* [The request] Copy out all of the data exactly as it appears.

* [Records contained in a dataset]

* * *

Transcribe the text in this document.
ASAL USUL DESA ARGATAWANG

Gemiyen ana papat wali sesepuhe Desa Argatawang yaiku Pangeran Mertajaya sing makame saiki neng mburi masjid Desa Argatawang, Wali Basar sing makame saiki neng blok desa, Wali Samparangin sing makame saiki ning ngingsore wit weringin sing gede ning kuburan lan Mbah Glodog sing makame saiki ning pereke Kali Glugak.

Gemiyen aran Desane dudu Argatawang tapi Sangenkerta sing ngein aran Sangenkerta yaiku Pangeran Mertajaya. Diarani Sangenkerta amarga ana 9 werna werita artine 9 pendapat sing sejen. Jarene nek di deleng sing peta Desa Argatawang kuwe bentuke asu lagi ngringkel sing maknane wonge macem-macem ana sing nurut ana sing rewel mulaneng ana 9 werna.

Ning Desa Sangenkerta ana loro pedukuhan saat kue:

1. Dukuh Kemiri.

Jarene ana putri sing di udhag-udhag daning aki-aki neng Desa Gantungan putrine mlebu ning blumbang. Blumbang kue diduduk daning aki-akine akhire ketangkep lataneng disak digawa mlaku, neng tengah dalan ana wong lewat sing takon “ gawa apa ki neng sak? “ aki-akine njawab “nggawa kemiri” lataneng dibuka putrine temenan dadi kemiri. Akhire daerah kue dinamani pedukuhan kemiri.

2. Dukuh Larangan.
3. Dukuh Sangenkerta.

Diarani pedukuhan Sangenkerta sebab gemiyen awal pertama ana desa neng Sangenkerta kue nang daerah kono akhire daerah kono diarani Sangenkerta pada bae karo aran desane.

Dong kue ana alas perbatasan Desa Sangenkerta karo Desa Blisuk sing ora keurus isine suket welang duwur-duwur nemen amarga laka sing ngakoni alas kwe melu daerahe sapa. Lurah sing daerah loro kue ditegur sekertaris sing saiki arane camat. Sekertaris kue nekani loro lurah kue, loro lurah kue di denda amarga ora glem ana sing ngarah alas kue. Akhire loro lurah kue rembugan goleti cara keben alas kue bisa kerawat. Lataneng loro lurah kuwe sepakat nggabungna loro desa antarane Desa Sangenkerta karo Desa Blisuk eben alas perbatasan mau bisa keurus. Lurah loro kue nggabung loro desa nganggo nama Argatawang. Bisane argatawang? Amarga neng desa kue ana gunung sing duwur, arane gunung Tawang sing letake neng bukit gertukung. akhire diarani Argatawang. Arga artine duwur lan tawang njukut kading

* * *

* [Exercise answer]
Transcribe the text in this document.
ASAL USUL DESA ARGATAWANG

Gemiyen ana papat wali sesepuhe Desa Argatawang yaiku Pangeran Mertajaya sing makame saiki neng mburi masjid Desa Argatawang, Wali Basar sing makame saiki neng blok desa, Wali Samparangin sing makame saiki ning ngingsore wit weringin sing gede ning kuburan lan Mbah Glodog sing makame saiki ning pereke Kali Glugak.

Gemiyen aran Desane dudu Argatawang tapi Sangenkerta sing ngein aran Sangenkerta yaiku Pangeran Mertajaya. Diarani Sangenkerta amarga ana 9 werna werita artine 9 pendapat sing sejen. Jarene nek di deleng sing peta Desa Argatawang kuwe bentuke asu lagi ngringkel sing maknane wonge macem-macem ana sing nurut ana sing rewel mulaneng ana 9 werna.

Ning Desa Sangenkerta ana loro pedukuhan saat kue:

1. Dukuh Kemiri.

Jarene ana putri sing di udhag-udhag daning aki-aki neng Desa Gantungan putrine mlebu ning blumbang. Blumbang kue diduduk daning aki-akine akhire ketangkep lataneng disak digawa mlaku, neng tengah dalan ana wong lewat sing takon “ gawa apa ki neng sak? “ aki-akine njawab “nggawa kemiri” lataneng dibuka putrine temenan dadi kemiri. Akhire daerah kue dinamani pedukuhan kemiri.

2. Dukuh Larangan.
3. Dukuh Sangenkerta.

Diarani pedukuhan Sangenkerta sebab gemiyen awal pertama ana desa neng Sangenkerta kue nang daerah kono akhire daerah kono diarani Sangenkerta pada bae karo aran desane.

Dong kue ana alas perbatasan Desa Sangenkerta karo Desa Blisuk sing ora keurus isine suket welang duwur-duwur nemen amarga laka sing ngakoni alas kwe melu daerahe sapa. Lurah sing daerah loro kue ditegur sekertaris sing saiki arane camat. Sekertaris kue nekani loro lurah kue, loro lurah kue di denda amarga ora glem ana sing ngarah alas kue. Akhire loro lurah kue rembugan goleti cara keben alas kue bisa kerawat. Lataneng loro lurah kuwe sepakat nggabungna loro desa antarane Desa Sangenkerta karo Desa Blisuk eben alas perbatasan mau bisa keurus. Lurah loro kue nggabung loro desa nganggo nama Argatawang. Bisane argatawang? Amarga neng desa kue ana gunung sing duwur, arane gunung Tawang sing letake neng bukit gertukung. akhire diarani Argatawang. Arga artine duwur lan tawang njukut kading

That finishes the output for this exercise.